Items listed in a dataset:
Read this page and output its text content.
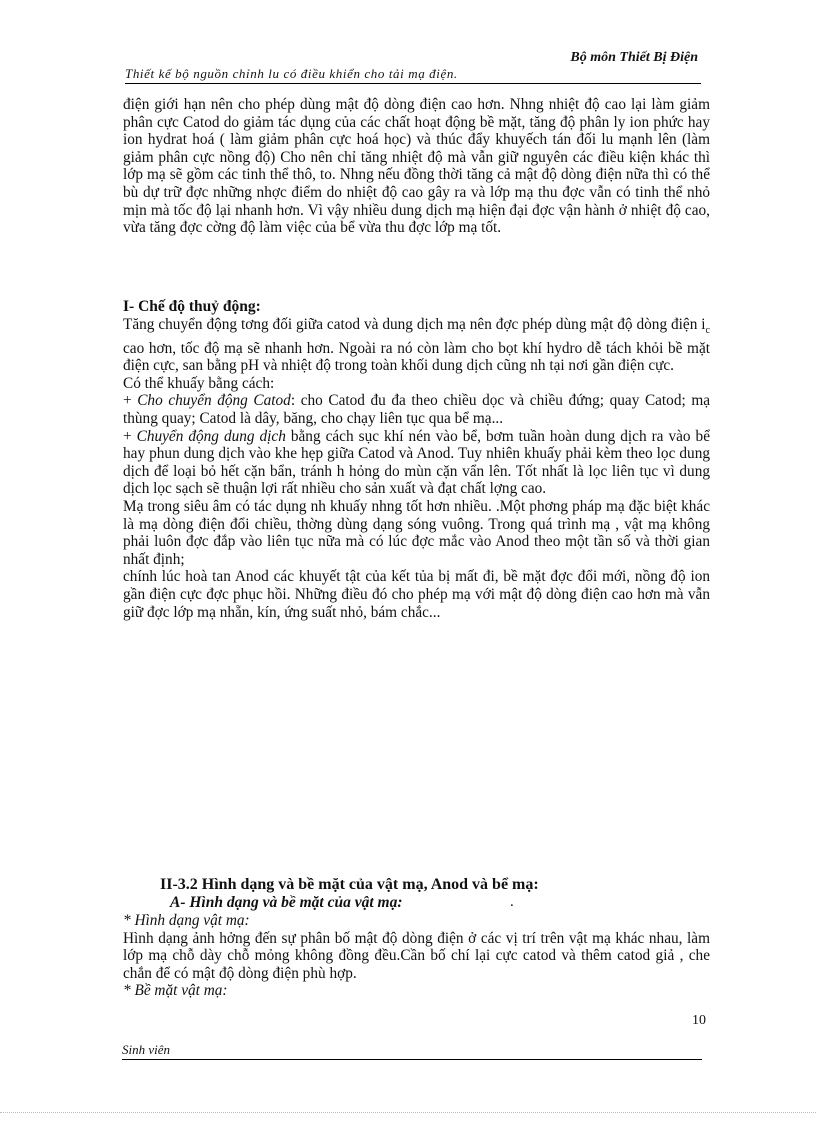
Bộ môn Thiết Bị Điện
Thiết kế bộ nguồn chỉnh lu có điều khiển cho tải mạ điện.

điện giới hạn nên cho phép dùng mật độ dòng điện cao hơn. Nhng nhiệt độ cao lại làm giảm phân cực Catod do giảm tác dụng của các chất hoạt động bề mặt, tăng độ phân ly ion phức hay ion hydrat hoá ( làm giảm phân cực hoá học) và thúc đẩy khuyếch tán đối lu mạnh lên (làm giảm phân cực nồng độ) Cho nên chỉ tăng nhiệt độ mà vẫn giữ nguyên các điều kiện khác thì lớp mạ sẽ gồm các tinh thể thô, to. Nhng nếu đồng thời tăng cả mật độ dòng điện nữa thì có thể bù dự trữ đợc những nhợc điểm do nhiệt độ cao gây ra và lớp mạ thu đợc vẫn có tinh thể nhỏ mịn mà tốc độ lại nhanh hơn. Vì vậy nhiều dung dịch mạ hiện đại đợc vận hành ở nhiệt độ cao, vừa tăng đợc cờng độ làm việc của bể vừa thu đợc lớp mạ tốt.

I- Chế độ thuỷ động:

Tăng chuyển động tơng đối giữa catod và dung dịch mạ nên đợc phép dùng mật độ dòng điện $i_c$ cao hơn, tốc độ mạ sẽ nhanh hơn. Ngoài ra nó còn làm cho bọt khí hydro dễ tách khỏi bề mặt điện cực, san bằng pH và nhiệt độ trong toàn khối dung dịch cũng nh tại nơi gần điện cực.

Có thể khuấy bằng cách:

+ Cho chuyển động Catod: cho Catod đu đa theo chiều dọc và chiều đứng; quay Catod; mạ thùng quay; Catod là dây, băng, cho chạy liên tục qua bể mạ...

+ Chuyển động dung dịch bằng cách sục khí nén vào bể, bơm tuần hoàn dung dịch ra vào bể hay phun dung dịch vào khe hẹp giữa Catod và Anod. Tuy nhiên khuấy phải kèm theo lọc dung dịch để loại bỏ hết cặn bẩn, tránh h hỏng do mùn cặn vẩn lên. Tốt nhất là lọc liên tục vì dung dịch lọc sạch sẽ thuận lợi rất nhiều cho sản xuất và đạt chất lợng cao.

Mạ trong siêu âm có tác dụng nh khuấy nhng tốt hơn nhiều. .Một phơng pháp mạ đặc biệt khác là mạ dòng điện đổi chiều, thờng dùng dạng sóng vuông. Trong quá trình mạ , vật mạ không phải luôn đợc đắp vào liên tục nữa mà có lúc đợc mắc vào Anod theo một tần số và thời gian nhất định;

chính lúc hoà tan Anod các khuyết tật của kết tủa bị mất đi, bề mặt đợc đổi mới, nồng độ ion gần điện cực đợc phục hồi. Những điều đó cho phép mạ với mật độ dòng điện cao hơn mà vẫn giữ đợc lớp mạ nhẵn, kín, ứng suất nhỏ, bám chắc...

II-3.2 Hình dạng và bề mặt của vật mạ, Anod và bể mạ:
A- Hình dạng và bề mặt của vật mạ:	.

* Hình dạng vật mạ:

Hình dạng ảnh hởng đến sự phân bố mật độ dòng điện ở các vị trí trên vật mạ khác nhau, làm lớp mạ chỗ dày chỗ mỏng không đồng đều.Cần bố chí lại cực catod và thêm catod giả , che chắn để có mật độ dòng điện phù hợp.

* Bề mặt vật mạ:

10
Sinh viên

▶ [Instructions to follow]: Find all lines with "nồng" in them and copy each one.

▶ [Task result]:
điện giới hạn nên cho phép dùng mật độ dòng điện cao hơn. Nhng nhiệt độ cao lại làm giảm phân cực Catod do giảm tác dụng của các chất hoạt động bề mặt, tăng độ phân ly ion phức hay ion hydrat hoá ( làm giảm phân cực hoá học) và thúc đẩy khuyếch tán đối lu mạnh lên (làm giảm phân cực nồng độ) Cho nên chỉ tăng nhiệt độ mà vẫn giữ nguyên các điều kiện khác thì lớp mạ sẽ gồm các tinh thể thô, to. Nhng nếu đồng thời tăng cả mật độ dòng điện nữa thì có thể bù dự trữ đợc những nhợc điểm do nhiệt độ cao gây ra và lớp mạ thu đợc vẫn có tinh thể nhỏ mịn mà tốc độ lại nhanh hơn. Vì vậy nhiều dung dịch mạ hiện đại đợc vận hành ở nhiệt độ cao, vừa tăng đợc cờng độ làm việc của bể vừa thu đợc lớp mạ tốt.
chính lúc hoà tan Anod các khuyết tật của kết tủa bị mất đi, bề mặt đợc đổi mới, nồng độ ion gần điện cực đợc phục hồi. Những điều đó cho phép mạ với mật độ dòng điện cao hơn mà vẫn giữ đợc lớp mạ nhẵn, kín, ứng suất nhỏ, bám chắc...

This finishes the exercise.